**Goal**
Copy out each line that includes the word "Знайдіть".

++++ Listed entries ++++

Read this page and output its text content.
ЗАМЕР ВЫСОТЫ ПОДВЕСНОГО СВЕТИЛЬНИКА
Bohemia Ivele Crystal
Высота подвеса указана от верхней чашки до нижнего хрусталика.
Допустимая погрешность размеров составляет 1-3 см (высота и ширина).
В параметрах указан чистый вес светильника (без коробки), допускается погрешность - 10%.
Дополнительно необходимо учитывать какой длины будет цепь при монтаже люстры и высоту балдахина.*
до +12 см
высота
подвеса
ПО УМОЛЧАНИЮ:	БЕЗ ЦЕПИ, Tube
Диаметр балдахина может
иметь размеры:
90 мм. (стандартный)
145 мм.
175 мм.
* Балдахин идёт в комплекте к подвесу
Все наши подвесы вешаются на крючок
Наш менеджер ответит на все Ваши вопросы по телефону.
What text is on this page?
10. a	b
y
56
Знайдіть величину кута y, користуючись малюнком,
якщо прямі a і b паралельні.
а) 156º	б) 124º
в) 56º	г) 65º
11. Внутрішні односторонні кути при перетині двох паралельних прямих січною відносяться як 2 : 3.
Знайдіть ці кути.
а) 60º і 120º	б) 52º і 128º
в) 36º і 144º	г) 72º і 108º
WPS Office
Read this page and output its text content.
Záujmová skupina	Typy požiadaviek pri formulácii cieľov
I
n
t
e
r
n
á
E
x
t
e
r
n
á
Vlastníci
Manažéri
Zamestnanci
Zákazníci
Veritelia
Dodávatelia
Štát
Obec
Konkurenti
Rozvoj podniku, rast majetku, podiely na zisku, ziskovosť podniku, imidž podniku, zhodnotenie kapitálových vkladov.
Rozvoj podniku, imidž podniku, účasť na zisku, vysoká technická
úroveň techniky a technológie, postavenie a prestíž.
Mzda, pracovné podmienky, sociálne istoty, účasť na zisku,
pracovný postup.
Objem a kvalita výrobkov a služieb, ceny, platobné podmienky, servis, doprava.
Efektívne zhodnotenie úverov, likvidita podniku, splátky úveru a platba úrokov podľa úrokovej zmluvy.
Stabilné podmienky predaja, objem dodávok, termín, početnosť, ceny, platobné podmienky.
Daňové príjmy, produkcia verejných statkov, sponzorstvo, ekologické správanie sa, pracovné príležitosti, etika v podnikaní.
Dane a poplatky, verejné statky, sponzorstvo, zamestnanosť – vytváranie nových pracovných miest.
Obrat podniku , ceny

++++

**Full output**
Знайдіть величину кута y, користуючись малюнком,
Знайдіть ці кути.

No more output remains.